======== Stored records ========

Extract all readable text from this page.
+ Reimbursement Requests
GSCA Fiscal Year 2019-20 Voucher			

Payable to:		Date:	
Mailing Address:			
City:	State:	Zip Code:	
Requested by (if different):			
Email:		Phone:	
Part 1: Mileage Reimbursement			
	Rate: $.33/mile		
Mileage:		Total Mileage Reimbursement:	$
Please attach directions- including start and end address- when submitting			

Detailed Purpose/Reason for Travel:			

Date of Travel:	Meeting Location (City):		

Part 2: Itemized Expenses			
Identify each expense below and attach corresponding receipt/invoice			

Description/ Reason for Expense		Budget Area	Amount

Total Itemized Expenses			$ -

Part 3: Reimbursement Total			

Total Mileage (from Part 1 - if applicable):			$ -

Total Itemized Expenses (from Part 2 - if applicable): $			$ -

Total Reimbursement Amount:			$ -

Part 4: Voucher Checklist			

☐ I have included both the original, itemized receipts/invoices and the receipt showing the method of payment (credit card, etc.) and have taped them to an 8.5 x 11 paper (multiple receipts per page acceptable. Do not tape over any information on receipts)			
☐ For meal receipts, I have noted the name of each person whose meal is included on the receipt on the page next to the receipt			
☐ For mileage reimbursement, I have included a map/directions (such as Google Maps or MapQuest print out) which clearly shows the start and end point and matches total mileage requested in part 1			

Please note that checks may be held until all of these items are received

========

• What you should do
Find all lines where the word "applicable" appears. Copy them.

• Exercise output
Total Mileage (from Part 1 - if applicable):			$ -
Total Itemized Expenses (from Part 2 - if applicable): $			$ -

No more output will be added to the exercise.